● Objective
Quote the data from the line with "cape-area-west xyxy=(199,262,294,542)" up to and including the line with "province-boundaries xyxy=(49,112,697,760)".

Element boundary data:
━━━━━━

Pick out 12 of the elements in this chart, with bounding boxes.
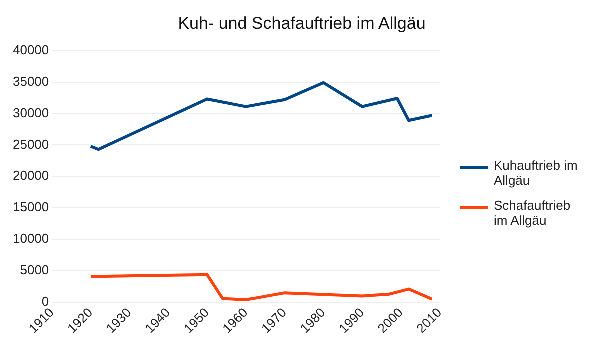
y-tick-label: 20000 <box>12 168 50 184</box>
legend-label: Kuhauftrieb im Allgäu <box>494 158 579 188</box>
y-tick-label: 25000 <box>12 136 50 152</box>
y-tick-label: 5000 <box>20 262 50 278</box>
y-tick-label: 15000 <box>12 200 50 215</box>
chart-title: Kuh- und Schafauftrieb im Allgäu <box>177 14 427 34</box>
y-tick-label: 30000 <box>12 105 50 120</box>
y-tick-label: 10000 <box>12 231 50 246</box>
y-tick-label: 35000 <box>12 74 50 89</box>
y-tick-label: 0 <box>42 294 50 310</box>
legend-label: Schafauftrieb im Allgäu <box>494 198 572 228</box>
y-tick-label: 40000 <box>12 42 50 58</box>
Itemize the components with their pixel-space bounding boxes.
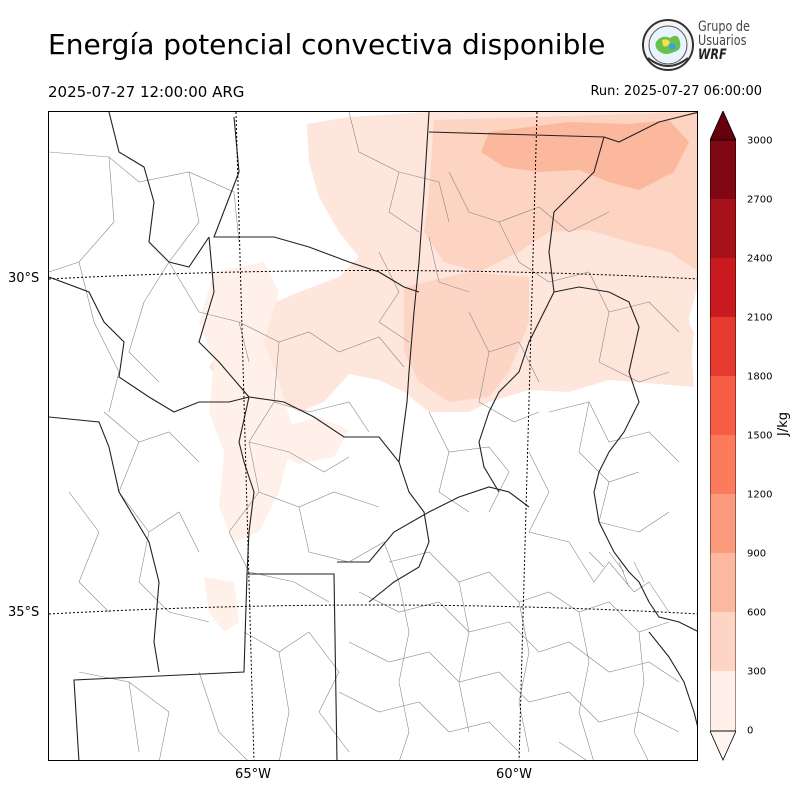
cape-area-west xyxy=(199,262,294,542)
cape-area-small xyxy=(264,417,349,464)
colorbar-extend-top xyxy=(709,110,737,141)
lat-line-30s xyxy=(49,270,697,280)
cape-area-max xyxy=(481,120,689,190)
logo-line-2: Usuarios xyxy=(698,33,747,49)
coast-south xyxy=(648,631,697,727)
lat-label-35s: 35°S xyxy=(8,605,40,620)
province-boundaries xyxy=(49,112,697,760)
map-title: Energía potencial convectiva disponible xyxy=(48,28,606,61)
boundary-cordoba xyxy=(248,396,430,603)
colorbar-tick-3000: 3000 xyxy=(747,135,773,147)
department-boundaries xyxy=(49,112,680,760)
valid-time: 2025-07-27 12:00:00 ARG xyxy=(48,83,245,101)
run-time: Run: 2025-07-27 06:00:00 xyxy=(590,84,762,99)
colorbar-tick-2100: 2100 xyxy=(747,312,773,324)
boundary-mendoza xyxy=(49,416,160,673)
graticule xyxy=(49,112,697,760)
boundary-west-range xyxy=(49,276,250,413)
lat-label-30s: 30°S xyxy=(8,271,40,286)
logo-line-3: WRF xyxy=(698,47,727,63)
boundary-santafe-west xyxy=(398,112,430,463)
colorbar-bin-5 xyxy=(710,435,736,494)
colorbar-tick-1800: 1800 xyxy=(747,371,773,383)
lat-line-35s xyxy=(49,604,697,615)
boundary-west-north xyxy=(108,112,210,268)
colorbar-bin-4 xyxy=(710,494,736,553)
map-canvas xyxy=(49,112,697,760)
boundary-santiago xyxy=(213,116,420,293)
colorbar-tick-900: 900 xyxy=(747,548,767,560)
colorbar-bin-10 xyxy=(710,140,736,199)
lon-label-65w: 65°W xyxy=(235,767,271,782)
colorbar-bin-8 xyxy=(710,258,736,317)
coast-line xyxy=(598,521,697,632)
cape-area-central xyxy=(404,272,529,402)
colorbar-bin-3 xyxy=(710,553,736,612)
boundary-cordoba-west xyxy=(198,236,250,398)
colorbar-graphic xyxy=(709,110,737,761)
cape-shading xyxy=(199,112,697,632)
colorbar-unit: J/kg xyxy=(776,412,791,436)
wrf-seal-icon xyxy=(642,19,694,71)
cape-area-southwest xyxy=(204,577,239,632)
lon-line-65w xyxy=(235,112,255,760)
boundary-corrientes xyxy=(603,112,697,143)
colorbar-tick-2400: 2400 xyxy=(747,253,773,265)
colorbar-tick-300: 300 xyxy=(747,666,767,678)
colorbar xyxy=(709,110,737,761)
boundary-chaco xyxy=(428,131,605,138)
lon-label-60w: 60°W xyxy=(496,767,532,782)
colorbar-tick-600: 600 xyxy=(747,607,767,619)
boundary-lapampa xyxy=(247,573,338,760)
cape-map[interactable] xyxy=(48,111,698,761)
colorbar-tick-0: 0 xyxy=(747,725,754,737)
wrf-logo: Grupo de Usuarios WRF xyxy=(640,18,760,72)
colorbar-bin-1 xyxy=(710,671,736,731)
cape-area-east xyxy=(529,290,694,387)
colorbar-tick-1200: 1200 xyxy=(747,489,773,501)
colorbar-bin-9 xyxy=(710,199,736,258)
colorbar-bin-7 xyxy=(710,317,736,376)
boundary-entre-rios xyxy=(553,286,640,523)
colorbar-extend-bottom xyxy=(709,730,737,761)
colorbar-bin-2 xyxy=(710,612,736,671)
boundary-sanluis xyxy=(73,396,255,760)
colorbar-tick-1500: 1500 xyxy=(747,430,773,442)
boundary-buenos-aires-north xyxy=(337,486,530,563)
boundary-santafe-east xyxy=(478,136,605,493)
logo-line-1: Grupo de xyxy=(698,19,750,35)
colorbar-bin-6 xyxy=(710,376,736,435)
lon-line-60w xyxy=(518,112,538,760)
colorbar-tick-2700: 2700 xyxy=(747,194,773,206)
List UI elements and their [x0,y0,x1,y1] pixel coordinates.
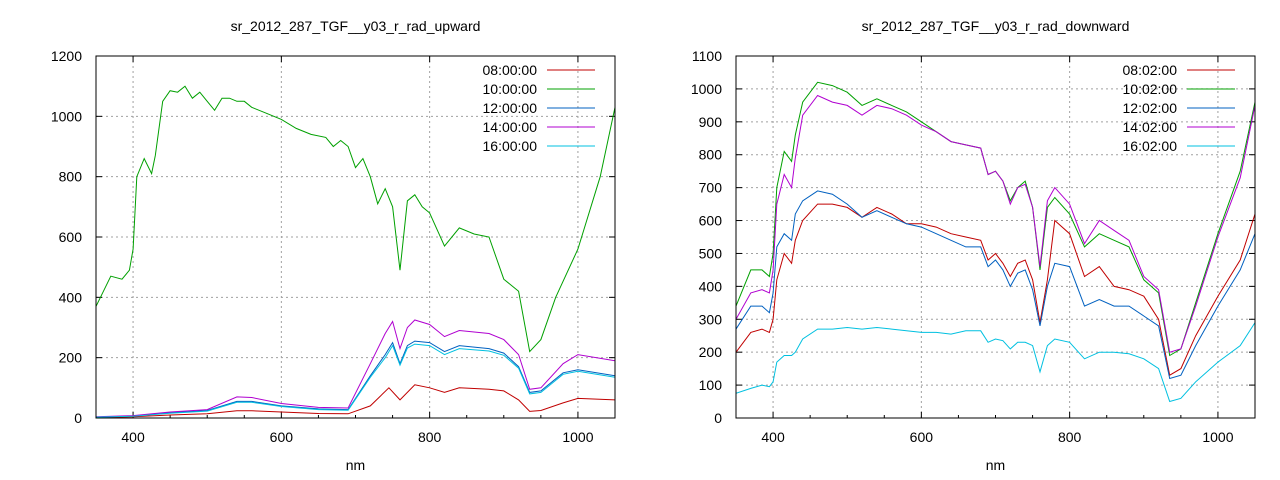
legend-label: 12:02:00 [1123,100,1178,116]
series-line-080000 [96,384,615,418]
series-line-120200 [736,190,1255,380]
y-tick-label: 200 [59,350,83,366]
legend-label: 14:00:00 [483,119,538,135]
y-tick-label: 800 [59,169,83,185]
legend-label: 10:02:00 [1123,81,1178,97]
series-line-100200 [736,81,1255,357]
legend-label: 16:02:00 [1123,138,1178,154]
x-tick-label: 1000 [1202,429,1233,445]
x-tick-label: 600 [910,429,934,445]
y-tick-label: 300 [699,311,723,327]
legend-label: 12:00:00 [483,100,538,116]
y-tick-label: 200 [699,344,723,360]
y-tick-label: 1100 [692,48,722,64]
y-tick-label: 800 [699,147,723,163]
y-tick-label: 500 [699,245,723,261]
legend-label: 10:00:00 [483,81,538,97]
y-tick-label: 1000 [51,108,82,124]
chart-2: sr_2012_287_TGF__y03_r_rad_downward 0 100 2… [691,18,1256,473]
y-tick-label: 1000 [691,81,722,97]
x-tick-label: 800 [418,429,442,445]
y-tick-label: 400 [699,278,723,294]
y-tick-label: 100 [699,377,723,393]
y-tick-label: 0 [74,410,82,426]
x-axis-label: nm [346,457,365,473]
legend-label: 08:00:00 [483,62,538,78]
x-tick-label: 1000 [562,429,593,445]
y-tick-label: 900 [699,114,723,130]
x-tick-label: 800 [1058,429,1082,445]
chart-title: sr_2012_287_TGF__y03_r_rad_upward [231,18,481,34]
series-line-080200 [736,203,1255,376]
y-tick-label: 0 [714,410,722,426]
x-tick-label: 600 [270,429,294,445]
series-line-160200 [736,322,1255,403]
y-tick-label: 700 [699,180,723,196]
y-tick-label: 600 [59,229,83,245]
y-tick-label: 400 [59,289,83,305]
y-tick-label: 600 [699,213,723,229]
legend-label: 08:02:00 [1123,62,1178,78]
x-tick-label: 400 [121,429,145,445]
series-line-160000 [96,343,615,418]
legend-label: 14:02:00 [1123,119,1178,135]
x-tick-label: 400 [761,429,785,445]
plot-frame [95,55,616,419]
x-axis-label: nm [986,457,1005,473]
chart-1: sr_2012_287_TGF__y03_r_rad_upward 0 200 400… [51,18,616,473]
y-tick-label: 1200 [51,48,82,64]
series-line-140200 [736,94,1255,353]
series-line-140000 [96,319,615,418]
series-line-100000 [96,85,615,353]
chart-title: sr_2012_287_TGF__y03_r_rad_downward [862,18,1130,34]
series-line-120000 [96,340,615,418]
legend-label: 16:00:00 [483,138,538,154]
plot-frame [735,55,1256,419]
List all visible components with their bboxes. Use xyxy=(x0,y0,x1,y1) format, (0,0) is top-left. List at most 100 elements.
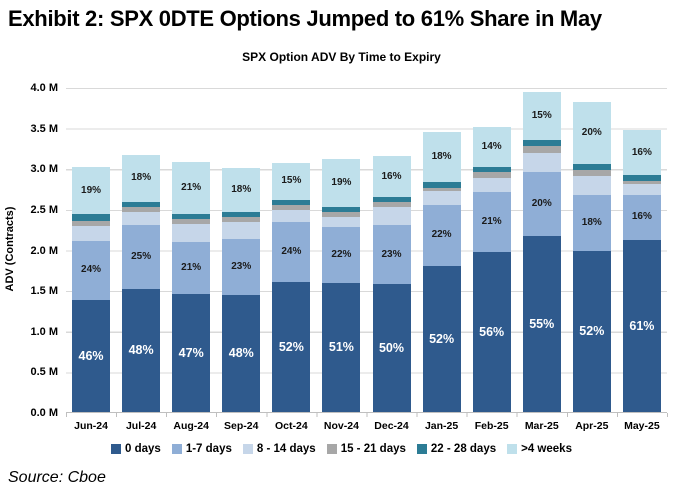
segment-percent-label: 20% xyxy=(581,126,602,138)
bar-segment: 48% xyxy=(122,288,161,412)
bar-segment xyxy=(222,212,261,218)
bar-segment: 46% xyxy=(72,299,111,412)
segment-percent-label: 16% xyxy=(631,146,652,158)
legend-item: 1-7 days xyxy=(171,443,232,455)
x-tick-label: Jan-25 xyxy=(424,420,459,432)
bar-segment xyxy=(122,201,161,207)
y-tick-label: 2.0 M xyxy=(30,244,58,257)
segment-percent-label: 46% xyxy=(78,348,104,363)
bar-segment: 52% xyxy=(422,266,461,412)
bar-slot-sep-24: 48% 23% 18% xyxy=(216,88,266,412)
segment-percent-label: 18% xyxy=(581,216,602,228)
bar-segment xyxy=(522,139,561,147)
segment-percent-label: 48% xyxy=(228,346,254,361)
bar-segment xyxy=(372,207,411,226)
bar-slot-jan-25: 52% 22% 18% xyxy=(417,88,467,412)
legend-swatch-icon xyxy=(416,444,427,454)
segment-percent-label: 21% xyxy=(181,182,202,194)
segment-percent-label: 24% xyxy=(281,246,302,258)
bar-segment xyxy=(472,166,511,173)
segment-percent-label: 15% xyxy=(531,109,552,121)
legend-label: 0 days xyxy=(125,443,161,455)
bar-slot-nov-24: 51% 22% 19% xyxy=(316,88,366,412)
legend-item: 8 - 14 days xyxy=(242,443,316,455)
bar-segment: 55% xyxy=(522,235,561,412)
x-tick-label: Feb-25 xyxy=(474,420,509,432)
source-note: Source: Cboe xyxy=(8,469,106,486)
legend-label: 1-7 days xyxy=(185,443,232,455)
bars-row: 46% 24% 19% 48% 25% 18% 47% 21% 21% 48% 23% 18% 52% 2… xyxy=(66,88,667,412)
segment-percent-label: 51% xyxy=(328,340,354,355)
bar-segment: 18% xyxy=(572,194,611,251)
bar-segment: 22% xyxy=(422,204,461,267)
bar-slot-may-25: 61% 16% 16% xyxy=(617,88,667,412)
legend-item: 15 - 21 days xyxy=(326,443,406,455)
segment-percent-label: 56% xyxy=(479,324,505,339)
bar-segment: 50% xyxy=(372,284,411,412)
stacked-bar-apr-25: 52% 18% 20% xyxy=(572,101,611,412)
x-tick-label: Jul-24 xyxy=(125,420,157,432)
bar-segment xyxy=(522,146,561,153)
segment-percent-label: 22% xyxy=(331,248,352,260)
segment-percent-label: 22% xyxy=(431,229,452,241)
bar-segment xyxy=(372,202,411,208)
segment-percent-label: 14% xyxy=(481,140,502,152)
legend-swatch-icon xyxy=(171,444,182,454)
bar-segment: 61% xyxy=(622,240,661,412)
bar-segment: 16% xyxy=(372,156,411,198)
bar-segment xyxy=(72,213,111,222)
segment-percent-label: 48% xyxy=(128,343,154,358)
legend-item: 22 - 28 days xyxy=(416,443,497,455)
bar-segment: 19% xyxy=(322,158,361,207)
bar-segment xyxy=(422,190,461,205)
bar-segment xyxy=(322,216,361,227)
segment-percent-label: 19% xyxy=(331,176,352,188)
segment-percent-label: 52% xyxy=(429,331,455,346)
x-tick-label: Oct-24 xyxy=(275,420,308,432)
segment-percent-label: 19% xyxy=(81,184,102,196)
segment-percent-label: 61% xyxy=(629,318,655,333)
segment-percent-label: 24% xyxy=(81,264,102,276)
segment-percent-label: 50% xyxy=(378,340,405,355)
y-tick-label: 0.5 M xyxy=(30,366,58,379)
bar-segment: 14% xyxy=(472,126,511,167)
legend-swatch-icon xyxy=(242,444,253,454)
y-axis-tick-labels: 4.0 M 3.5 M 3.0 M 2.5 M 2.0 M 1.5 M 1.0 M 0.5 M… xyxy=(0,82,58,419)
bar-slot-oct-24: 52% 24% 15% xyxy=(266,88,316,412)
bar-segment: 25% xyxy=(122,224,161,289)
chart-legend: 0 days 1-7 days 8 - 14 days 15 - 21 days 22 … xyxy=(0,443,683,455)
bar-segment xyxy=(572,163,611,170)
segment-percent-label: 21% xyxy=(481,216,502,228)
bar-slot-jul-24: 48% 25% 18% xyxy=(116,88,166,412)
segment-percent-label: 18% xyxy=(131,172,152,184)
bar-segment xyxy=(222,221,261,239)
bar-segment: 24% xyxy=(272,222,311,283)
stacked-bar-oct-24: 52% 24% 15% xyxy=(272,162,311,412)
bar-segment: 56% xyxy=(472,252,511,412)
bar-slot-aug-24: 47% 21% 21% xyxy=(166,88,216,412)
legend-label: 22 - 28 days xyxy=(430,443,497,455)
stacked-bar-feb-25: 56% 21% 14% xyxy=(472,126,511,412)
bar-segment xyxy=(72,226,111,241)
bar-segment xyxy=(322,206,361,212)
segment-percent-label: 18% xyxy=(231,184,252,196)
bar-segment: 22% xyxy=(322,226,361,283)
stacked-bar-nov-24: 51% 22% 19% xyxy=(322,158,361,412)
segment-percent-label: 52% xyxy=(579,324,605,339)
bar-segment xyxy=(522,152,561,172)
stacked-bar-mar-25: 55% 20% 15% xyxy=(522,91,561,412)
x-tick-label: Dec-24 xyxy=(374,420,409,432)
bar-segment: 52% xyxy=(272,282,311,412)
bar-segment xyxy=(172,219,211,225)
segment-percent-label: 52% xyxy=(278,339,304,354)
y-tick-label: 1.5 M xyxy=(30,285,58,298)
y-tick-label: 1.0 M xyxy=(30,325,58,338)
plot-area: 46% 24% 19% 48% 25% 18% 47% 21% 21% 48% 23% 18% 52% 2… xyxy=(66,88,667,413)
x-tick-label: Sep-24 xyxy=(224,420,259,432)
bar-segment: 16% xyxy=(622,130,661,176)
bar-slot-dec-24: 50% 23% 16% xyxy=(366,88,416,412)
bar-segment: 23% xyxy=(222,238,261,295)
x-tick-label: Jun-24 xyxy=(74,420,108,432)
stacked-bar-jun-24: 46% 24% 19% xyxy=(72,167,111,412)
legend-swatch-icon xyxy=(507,444,518,454)
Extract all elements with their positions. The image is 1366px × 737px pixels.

━━━━━━

● Answer to the exercise
cape-area-west xyxy=(199,262,294,542)
cape-area-small xyxy=(264,417,349,464)
colorbar-extend-top xyxy=(709,110,737,141)
lat-line-30s xyxy=(49,270,697,280)
cape-area-max xyxy=(481,120,689,190)
logo-line-2: Usuarios xyxy=(698,33,747,49)
coast-south xyxy=(648,631,697,727)
lat-label-35s: 35°S xyxy=(8,605,40,620)
province-boundaries xyxy=(49,112,697,760)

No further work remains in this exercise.